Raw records

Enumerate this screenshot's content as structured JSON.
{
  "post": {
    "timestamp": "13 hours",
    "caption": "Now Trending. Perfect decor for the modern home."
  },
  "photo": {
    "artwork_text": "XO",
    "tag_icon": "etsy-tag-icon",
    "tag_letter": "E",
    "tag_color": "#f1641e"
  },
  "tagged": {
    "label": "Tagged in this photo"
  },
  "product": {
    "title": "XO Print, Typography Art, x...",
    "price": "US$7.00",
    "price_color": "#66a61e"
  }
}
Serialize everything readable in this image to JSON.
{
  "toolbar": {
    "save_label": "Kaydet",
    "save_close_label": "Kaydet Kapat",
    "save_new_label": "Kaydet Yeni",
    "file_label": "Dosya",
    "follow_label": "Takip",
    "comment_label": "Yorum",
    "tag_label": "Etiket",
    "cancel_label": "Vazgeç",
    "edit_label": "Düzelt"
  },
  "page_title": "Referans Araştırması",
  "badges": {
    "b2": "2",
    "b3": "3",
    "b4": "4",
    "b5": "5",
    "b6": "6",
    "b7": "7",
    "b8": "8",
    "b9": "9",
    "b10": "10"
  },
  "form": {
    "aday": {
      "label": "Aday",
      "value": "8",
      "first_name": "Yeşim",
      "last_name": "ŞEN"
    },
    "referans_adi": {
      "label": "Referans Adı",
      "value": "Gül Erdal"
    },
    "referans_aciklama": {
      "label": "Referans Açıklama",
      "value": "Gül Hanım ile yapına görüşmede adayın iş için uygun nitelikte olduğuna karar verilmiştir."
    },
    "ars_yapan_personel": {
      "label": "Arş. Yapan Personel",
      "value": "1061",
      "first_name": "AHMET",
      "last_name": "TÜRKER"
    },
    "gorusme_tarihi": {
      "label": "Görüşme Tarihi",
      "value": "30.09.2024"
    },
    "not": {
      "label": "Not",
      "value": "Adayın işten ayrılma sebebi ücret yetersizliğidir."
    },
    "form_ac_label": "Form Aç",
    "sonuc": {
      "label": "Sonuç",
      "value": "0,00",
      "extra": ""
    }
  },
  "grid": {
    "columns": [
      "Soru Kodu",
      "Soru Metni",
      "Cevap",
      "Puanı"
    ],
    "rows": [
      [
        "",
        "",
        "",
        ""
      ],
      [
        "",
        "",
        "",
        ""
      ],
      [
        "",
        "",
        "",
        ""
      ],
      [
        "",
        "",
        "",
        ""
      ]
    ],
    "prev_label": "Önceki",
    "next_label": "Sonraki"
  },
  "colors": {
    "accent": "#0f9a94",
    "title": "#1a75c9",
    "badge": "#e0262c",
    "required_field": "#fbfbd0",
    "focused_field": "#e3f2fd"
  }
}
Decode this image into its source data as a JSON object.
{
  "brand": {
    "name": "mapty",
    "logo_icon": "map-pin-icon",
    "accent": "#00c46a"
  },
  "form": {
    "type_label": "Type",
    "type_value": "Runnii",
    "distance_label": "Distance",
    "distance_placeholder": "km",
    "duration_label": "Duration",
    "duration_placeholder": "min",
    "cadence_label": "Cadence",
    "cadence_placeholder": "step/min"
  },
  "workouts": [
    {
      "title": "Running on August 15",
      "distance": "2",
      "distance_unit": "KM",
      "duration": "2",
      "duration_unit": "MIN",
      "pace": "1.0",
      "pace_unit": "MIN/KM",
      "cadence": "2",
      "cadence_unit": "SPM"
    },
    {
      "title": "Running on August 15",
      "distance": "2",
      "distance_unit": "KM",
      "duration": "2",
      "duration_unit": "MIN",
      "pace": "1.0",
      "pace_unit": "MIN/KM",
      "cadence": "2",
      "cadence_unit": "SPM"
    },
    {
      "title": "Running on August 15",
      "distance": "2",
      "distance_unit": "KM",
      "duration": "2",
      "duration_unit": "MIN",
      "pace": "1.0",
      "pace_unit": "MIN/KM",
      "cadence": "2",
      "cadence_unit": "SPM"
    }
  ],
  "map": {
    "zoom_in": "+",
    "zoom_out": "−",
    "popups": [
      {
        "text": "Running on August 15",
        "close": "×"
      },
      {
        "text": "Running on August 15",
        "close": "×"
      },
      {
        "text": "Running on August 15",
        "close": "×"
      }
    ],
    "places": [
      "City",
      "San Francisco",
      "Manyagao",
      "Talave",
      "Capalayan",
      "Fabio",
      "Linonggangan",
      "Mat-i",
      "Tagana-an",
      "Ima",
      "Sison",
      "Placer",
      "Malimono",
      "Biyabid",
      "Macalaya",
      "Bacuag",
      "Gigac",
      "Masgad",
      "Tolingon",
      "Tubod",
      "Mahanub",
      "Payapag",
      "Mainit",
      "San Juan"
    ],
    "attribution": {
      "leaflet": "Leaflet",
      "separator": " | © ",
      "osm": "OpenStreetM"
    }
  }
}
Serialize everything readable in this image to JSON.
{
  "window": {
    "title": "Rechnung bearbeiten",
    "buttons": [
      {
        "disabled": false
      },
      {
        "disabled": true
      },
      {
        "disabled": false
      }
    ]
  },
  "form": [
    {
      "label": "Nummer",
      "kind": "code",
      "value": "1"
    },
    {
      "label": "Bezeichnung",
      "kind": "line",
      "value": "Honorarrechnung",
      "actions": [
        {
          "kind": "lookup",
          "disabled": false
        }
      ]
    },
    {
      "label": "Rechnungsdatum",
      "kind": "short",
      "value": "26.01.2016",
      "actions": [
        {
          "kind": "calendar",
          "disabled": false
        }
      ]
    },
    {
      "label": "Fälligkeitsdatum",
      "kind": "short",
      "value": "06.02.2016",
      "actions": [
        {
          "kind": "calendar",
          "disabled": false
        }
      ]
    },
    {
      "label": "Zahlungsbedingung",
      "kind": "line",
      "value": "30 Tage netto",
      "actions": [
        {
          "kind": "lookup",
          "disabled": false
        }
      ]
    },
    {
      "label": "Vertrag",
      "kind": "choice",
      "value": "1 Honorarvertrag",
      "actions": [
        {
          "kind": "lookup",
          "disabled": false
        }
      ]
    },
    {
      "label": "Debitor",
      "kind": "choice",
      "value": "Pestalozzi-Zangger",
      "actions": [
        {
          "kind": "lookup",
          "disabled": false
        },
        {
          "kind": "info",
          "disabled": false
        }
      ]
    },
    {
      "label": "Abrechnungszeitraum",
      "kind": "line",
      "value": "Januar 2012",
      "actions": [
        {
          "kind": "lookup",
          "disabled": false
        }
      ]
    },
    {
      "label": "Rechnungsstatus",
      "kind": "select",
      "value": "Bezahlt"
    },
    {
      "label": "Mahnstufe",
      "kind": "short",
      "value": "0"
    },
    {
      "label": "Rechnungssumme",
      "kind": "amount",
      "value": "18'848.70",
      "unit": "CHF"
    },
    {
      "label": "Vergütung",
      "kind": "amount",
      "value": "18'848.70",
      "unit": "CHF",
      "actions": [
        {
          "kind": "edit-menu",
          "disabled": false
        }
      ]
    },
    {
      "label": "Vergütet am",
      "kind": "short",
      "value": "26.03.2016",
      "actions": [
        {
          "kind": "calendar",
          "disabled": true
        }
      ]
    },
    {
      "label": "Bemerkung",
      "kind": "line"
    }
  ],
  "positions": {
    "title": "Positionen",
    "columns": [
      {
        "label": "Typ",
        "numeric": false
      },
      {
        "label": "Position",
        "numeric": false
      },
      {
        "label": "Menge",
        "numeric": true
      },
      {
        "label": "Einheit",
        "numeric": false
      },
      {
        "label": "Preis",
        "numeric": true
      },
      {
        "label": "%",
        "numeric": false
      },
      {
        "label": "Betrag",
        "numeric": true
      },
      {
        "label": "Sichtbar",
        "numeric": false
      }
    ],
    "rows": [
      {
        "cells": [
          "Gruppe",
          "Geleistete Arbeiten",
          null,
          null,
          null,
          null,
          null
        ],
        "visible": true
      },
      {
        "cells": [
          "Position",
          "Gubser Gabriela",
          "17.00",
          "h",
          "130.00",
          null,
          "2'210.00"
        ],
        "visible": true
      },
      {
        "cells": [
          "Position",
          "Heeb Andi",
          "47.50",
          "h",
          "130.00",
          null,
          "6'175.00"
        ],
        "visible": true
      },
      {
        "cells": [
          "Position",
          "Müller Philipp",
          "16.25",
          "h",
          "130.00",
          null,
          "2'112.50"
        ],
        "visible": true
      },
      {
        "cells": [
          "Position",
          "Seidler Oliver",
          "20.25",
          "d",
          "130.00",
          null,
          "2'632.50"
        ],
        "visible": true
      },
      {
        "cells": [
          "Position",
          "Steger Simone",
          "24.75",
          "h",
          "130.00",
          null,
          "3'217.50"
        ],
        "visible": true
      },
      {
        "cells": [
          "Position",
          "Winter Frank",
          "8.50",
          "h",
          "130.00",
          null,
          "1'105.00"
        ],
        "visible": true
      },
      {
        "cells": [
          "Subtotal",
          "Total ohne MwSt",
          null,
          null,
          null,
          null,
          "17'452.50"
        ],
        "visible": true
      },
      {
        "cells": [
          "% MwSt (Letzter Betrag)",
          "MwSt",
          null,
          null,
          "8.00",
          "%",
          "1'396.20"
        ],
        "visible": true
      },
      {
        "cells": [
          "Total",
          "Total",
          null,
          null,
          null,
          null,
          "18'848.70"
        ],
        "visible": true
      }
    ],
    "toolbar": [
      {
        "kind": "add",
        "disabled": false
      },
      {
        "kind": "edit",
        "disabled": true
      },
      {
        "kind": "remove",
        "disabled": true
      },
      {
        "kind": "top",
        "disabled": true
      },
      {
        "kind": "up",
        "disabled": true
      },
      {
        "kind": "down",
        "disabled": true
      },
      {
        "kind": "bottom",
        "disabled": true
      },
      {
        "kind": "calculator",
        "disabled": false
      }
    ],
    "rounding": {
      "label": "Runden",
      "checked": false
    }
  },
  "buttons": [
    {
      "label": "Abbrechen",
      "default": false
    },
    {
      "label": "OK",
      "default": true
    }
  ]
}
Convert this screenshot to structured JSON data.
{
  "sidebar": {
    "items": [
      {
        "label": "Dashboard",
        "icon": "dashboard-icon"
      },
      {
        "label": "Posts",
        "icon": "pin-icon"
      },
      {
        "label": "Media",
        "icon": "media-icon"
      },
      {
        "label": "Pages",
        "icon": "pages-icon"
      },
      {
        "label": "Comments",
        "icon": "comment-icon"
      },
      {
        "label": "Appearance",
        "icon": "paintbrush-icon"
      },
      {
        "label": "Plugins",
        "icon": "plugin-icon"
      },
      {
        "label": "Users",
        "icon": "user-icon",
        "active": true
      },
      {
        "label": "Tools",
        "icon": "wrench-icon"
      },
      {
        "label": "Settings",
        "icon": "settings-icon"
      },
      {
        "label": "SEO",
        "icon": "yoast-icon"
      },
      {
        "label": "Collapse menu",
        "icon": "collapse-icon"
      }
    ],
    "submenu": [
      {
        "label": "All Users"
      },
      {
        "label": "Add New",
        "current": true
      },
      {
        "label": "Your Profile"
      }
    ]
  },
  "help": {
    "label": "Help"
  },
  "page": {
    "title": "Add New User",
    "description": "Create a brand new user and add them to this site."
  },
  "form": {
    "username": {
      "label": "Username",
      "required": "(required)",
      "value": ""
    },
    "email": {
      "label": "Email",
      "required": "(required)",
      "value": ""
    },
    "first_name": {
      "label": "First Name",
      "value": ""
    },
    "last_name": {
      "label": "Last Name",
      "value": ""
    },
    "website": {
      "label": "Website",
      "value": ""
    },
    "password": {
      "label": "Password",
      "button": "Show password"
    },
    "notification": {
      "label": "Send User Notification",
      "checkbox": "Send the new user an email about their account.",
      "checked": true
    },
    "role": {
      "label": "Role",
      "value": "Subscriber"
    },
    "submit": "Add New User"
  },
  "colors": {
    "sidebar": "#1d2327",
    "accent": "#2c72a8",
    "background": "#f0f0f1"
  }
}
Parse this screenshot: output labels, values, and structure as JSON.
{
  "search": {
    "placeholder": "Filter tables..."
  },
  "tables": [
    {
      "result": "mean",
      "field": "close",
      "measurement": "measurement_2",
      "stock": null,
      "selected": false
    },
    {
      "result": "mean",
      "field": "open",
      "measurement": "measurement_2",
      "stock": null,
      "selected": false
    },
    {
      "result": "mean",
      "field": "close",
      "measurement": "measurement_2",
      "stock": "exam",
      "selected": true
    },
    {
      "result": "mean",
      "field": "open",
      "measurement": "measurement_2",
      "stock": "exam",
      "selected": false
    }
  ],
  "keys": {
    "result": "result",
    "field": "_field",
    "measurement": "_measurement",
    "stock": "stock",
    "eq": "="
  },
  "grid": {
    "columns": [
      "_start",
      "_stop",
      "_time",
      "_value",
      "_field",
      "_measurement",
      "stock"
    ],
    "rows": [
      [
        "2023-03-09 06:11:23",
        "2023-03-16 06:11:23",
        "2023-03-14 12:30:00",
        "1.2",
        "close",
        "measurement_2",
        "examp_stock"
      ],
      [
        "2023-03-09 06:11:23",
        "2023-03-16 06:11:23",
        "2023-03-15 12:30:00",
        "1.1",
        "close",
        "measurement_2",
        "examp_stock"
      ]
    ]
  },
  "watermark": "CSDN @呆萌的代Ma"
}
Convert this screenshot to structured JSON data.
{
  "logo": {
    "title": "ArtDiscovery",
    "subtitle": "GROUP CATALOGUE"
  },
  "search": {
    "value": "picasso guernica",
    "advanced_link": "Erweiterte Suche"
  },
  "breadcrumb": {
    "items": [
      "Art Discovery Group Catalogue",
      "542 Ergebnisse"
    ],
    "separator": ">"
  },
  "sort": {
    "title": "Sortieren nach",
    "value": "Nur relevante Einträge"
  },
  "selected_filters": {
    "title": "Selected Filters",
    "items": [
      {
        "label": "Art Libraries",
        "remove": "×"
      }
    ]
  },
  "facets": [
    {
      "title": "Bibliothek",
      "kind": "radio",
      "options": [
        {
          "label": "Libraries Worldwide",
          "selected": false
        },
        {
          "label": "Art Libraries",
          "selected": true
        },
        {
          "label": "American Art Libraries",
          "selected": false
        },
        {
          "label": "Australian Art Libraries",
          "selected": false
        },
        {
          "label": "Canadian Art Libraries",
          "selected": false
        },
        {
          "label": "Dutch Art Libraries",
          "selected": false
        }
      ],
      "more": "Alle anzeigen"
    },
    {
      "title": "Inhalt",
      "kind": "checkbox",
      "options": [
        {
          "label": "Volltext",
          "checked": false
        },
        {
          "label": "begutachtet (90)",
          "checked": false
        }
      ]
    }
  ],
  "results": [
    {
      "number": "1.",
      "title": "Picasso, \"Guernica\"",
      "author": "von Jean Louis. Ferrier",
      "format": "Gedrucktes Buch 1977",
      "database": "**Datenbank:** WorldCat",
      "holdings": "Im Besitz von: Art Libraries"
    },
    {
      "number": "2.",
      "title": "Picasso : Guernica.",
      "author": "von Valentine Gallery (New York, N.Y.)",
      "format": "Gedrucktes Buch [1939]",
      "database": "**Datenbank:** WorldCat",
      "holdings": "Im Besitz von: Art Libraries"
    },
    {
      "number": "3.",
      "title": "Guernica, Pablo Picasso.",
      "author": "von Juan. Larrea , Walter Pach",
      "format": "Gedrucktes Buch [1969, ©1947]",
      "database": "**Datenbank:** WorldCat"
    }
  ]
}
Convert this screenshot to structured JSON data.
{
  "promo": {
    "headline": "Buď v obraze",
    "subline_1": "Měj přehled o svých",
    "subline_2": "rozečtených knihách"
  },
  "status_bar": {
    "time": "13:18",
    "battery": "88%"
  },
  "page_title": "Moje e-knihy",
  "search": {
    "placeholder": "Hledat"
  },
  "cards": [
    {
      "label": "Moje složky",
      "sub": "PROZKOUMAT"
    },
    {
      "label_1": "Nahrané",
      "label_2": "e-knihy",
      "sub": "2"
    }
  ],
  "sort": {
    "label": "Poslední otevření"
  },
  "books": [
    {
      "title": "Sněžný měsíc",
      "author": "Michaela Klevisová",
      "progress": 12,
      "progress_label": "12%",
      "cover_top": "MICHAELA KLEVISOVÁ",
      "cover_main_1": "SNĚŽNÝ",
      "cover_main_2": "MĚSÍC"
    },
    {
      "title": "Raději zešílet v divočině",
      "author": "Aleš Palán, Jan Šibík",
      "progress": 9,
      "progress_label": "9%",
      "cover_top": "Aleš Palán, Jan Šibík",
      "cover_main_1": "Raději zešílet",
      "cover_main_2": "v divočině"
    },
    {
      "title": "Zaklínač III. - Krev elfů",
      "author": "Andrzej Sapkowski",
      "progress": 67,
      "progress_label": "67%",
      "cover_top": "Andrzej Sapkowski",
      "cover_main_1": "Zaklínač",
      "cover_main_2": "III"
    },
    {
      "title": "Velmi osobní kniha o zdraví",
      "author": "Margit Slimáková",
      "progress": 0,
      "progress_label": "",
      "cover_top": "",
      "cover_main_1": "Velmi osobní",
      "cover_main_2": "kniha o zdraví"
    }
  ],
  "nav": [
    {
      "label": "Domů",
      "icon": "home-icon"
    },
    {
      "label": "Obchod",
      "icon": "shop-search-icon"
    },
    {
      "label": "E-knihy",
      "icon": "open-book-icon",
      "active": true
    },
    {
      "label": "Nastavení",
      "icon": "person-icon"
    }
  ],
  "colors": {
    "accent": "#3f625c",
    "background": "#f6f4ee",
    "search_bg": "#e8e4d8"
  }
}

• **Stated goal**:
Search the listing for the word "checked" and return each line that holds it.

• **Full response**:
      "checked": false
      "checked": true
          "checked": false
          "checked": false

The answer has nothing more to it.